## TASK OBJECTIVE
Would you output the whole listing below, exactly as it reads?

# # # #

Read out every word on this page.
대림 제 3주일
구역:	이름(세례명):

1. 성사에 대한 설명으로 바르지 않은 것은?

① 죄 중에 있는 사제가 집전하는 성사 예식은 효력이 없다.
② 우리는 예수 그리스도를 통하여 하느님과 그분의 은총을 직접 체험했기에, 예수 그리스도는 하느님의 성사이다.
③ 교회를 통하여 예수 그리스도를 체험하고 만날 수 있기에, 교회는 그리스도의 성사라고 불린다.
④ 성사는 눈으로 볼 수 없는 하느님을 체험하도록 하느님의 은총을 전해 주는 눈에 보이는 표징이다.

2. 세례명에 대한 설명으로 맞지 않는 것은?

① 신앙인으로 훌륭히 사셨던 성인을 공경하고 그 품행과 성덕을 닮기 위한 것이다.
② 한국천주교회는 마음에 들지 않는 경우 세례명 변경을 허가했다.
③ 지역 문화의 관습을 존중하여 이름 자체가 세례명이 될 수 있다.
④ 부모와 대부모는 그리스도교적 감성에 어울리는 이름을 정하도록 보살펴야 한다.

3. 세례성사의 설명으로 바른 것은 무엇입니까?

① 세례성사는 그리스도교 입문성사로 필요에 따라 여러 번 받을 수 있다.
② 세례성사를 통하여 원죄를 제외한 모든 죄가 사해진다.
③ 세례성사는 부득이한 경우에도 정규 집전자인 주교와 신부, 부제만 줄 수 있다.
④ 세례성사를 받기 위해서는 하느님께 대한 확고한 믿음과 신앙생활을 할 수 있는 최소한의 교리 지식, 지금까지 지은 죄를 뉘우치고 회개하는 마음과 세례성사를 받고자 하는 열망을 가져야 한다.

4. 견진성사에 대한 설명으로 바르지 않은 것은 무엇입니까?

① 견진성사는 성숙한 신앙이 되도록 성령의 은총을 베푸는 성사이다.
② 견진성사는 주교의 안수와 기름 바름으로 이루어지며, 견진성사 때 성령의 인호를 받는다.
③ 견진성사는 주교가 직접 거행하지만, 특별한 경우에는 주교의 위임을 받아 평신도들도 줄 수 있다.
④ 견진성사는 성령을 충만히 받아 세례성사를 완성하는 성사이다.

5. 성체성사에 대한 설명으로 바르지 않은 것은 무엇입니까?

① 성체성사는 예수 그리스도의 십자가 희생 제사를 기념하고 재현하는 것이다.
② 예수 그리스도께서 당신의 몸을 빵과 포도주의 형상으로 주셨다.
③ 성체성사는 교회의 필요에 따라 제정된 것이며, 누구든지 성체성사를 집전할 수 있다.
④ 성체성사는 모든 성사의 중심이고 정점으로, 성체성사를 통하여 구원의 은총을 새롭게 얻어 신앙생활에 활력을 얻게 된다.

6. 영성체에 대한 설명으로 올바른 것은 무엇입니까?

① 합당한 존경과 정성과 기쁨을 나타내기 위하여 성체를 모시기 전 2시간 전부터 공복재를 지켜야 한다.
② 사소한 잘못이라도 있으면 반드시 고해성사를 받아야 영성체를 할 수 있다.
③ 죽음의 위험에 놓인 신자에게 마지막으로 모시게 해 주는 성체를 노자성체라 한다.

# # # #

## SOLVED PROBLEM
Read out every word on this page.
대림 제 3주일
구역:	이름(세례명):

1. 성사에 대한 설명으로 바르지 않은 것은?

① 죄 중에 있는 사제가 집전하는 성사 예식은 효력이 없다.
② 우리는 예수 그리스도를 통하여 하느님과 그분의 은총을 직접 체험했기에, 예수 그리스도는 하느님의 성사이다.
③ 교회를 통하여 예수 그리스도를 체험하고 만날 수 있기에, 교회는 그리스도의 성사라고 불린다.
④ 성사는 눈으로 볼 수 없는 하느님을 체험하도록 하느님의 은총을 전해 주는 눈에 보이는 표징이다.

2. 세례명에 대한 설명으로 맞지 않는 것은?

① 신앙인으로 훌륭히 사셨던 성인을 공경하고 그 품행과 성덕을 닮기 위한 것이다.
② 한국천주교회는 마음에 들지 않는 경우 세례명 변경을 허가했다.
③ 지역 문화의 관습을 존중하여 이름 자체가 세례명이 될 수 있다.
④ 부모와 대부모는 그리스도교적 감성에 어울리는 이름을 정하도록 보살펴야 한다.

3. 세례성사의 설명으로 바른 것은 무엇입니까?

① 세례성사는 그리스도교 입문성사로 필요에 따라 여러 번 받을 수 있다.
② 세례성사를 통하여 원죄를 제외한 모든 죄가 사해진다.
③ 세례성사는 부득이한 경우에도 정규 집전자인 주교와 신부, 부제만 줄 수 있다.
④ 세례성사를 받기 위해서는 하느님께 대한 확고한 믿음과 신앙생활을 할 수 있는 최소한의 교리 지식, 지금까지 지은 죄를 뉘우치고 회개하는 마음과 세례성사를 받고자 하는 열망을 가져야 한다.

4. 견진성사에 대한 설명으로 바르지 않은 것은 무엇입니까?

① 견진성사는 성숙한 신앙이 되도록 성령의 은총을 베푸는 성사이다.
② 견진성사는 주교의 안수와 기름 바름으로 이루어지며, 견진성사 때 성령의 인호를 받는다.
③ 견진성사는 주교가 직접 거행하지만, 특별한 경우에는 주교의 위임을 받아 평신도들도 줄 수 있다.
④ 견진성사는 성령을 충만히 받아 세례성사를 완성하는 성사이다.

5. 성체성사에 대한 설명으로 바르지 않은 것은 무엇입니까?

① 성체성사는 예수 그리스도의 십자가 희생 제사를 기념하고 재현하는 것이다.
② 예수 그리스도께서 당신의 몸을 빵과 포도주의 형상으로 주셨다.
③ 성체성사는 교회의 필요에 따라 제정된 것이며, 누구든지 성체성사를 집전할 수 있다.
④ 성체성사는 모든 성사의 중심이고 정점으로, 성체성사를 통하여 구원의 은총을 새롭게 얻어 신앙생활에 활력을 얻게 된다.

6. 영성체에 대한 설명으로 올바른 것은 무엇입니까?

① 합당한 존경과 정성과 기쁨을 나타내기 위하여 성체를 모시기 전 2시간 전부터 공복재를 지켜야 한다.
② 사소한 잘못이라도 있으면 반드시 고해성사를 받아야 영성체를 할 수 있다.
③ 죽음의 위험에 놓인 신자에게 마지막으로 모시게 해 주는 성체를 노자성체라 한다.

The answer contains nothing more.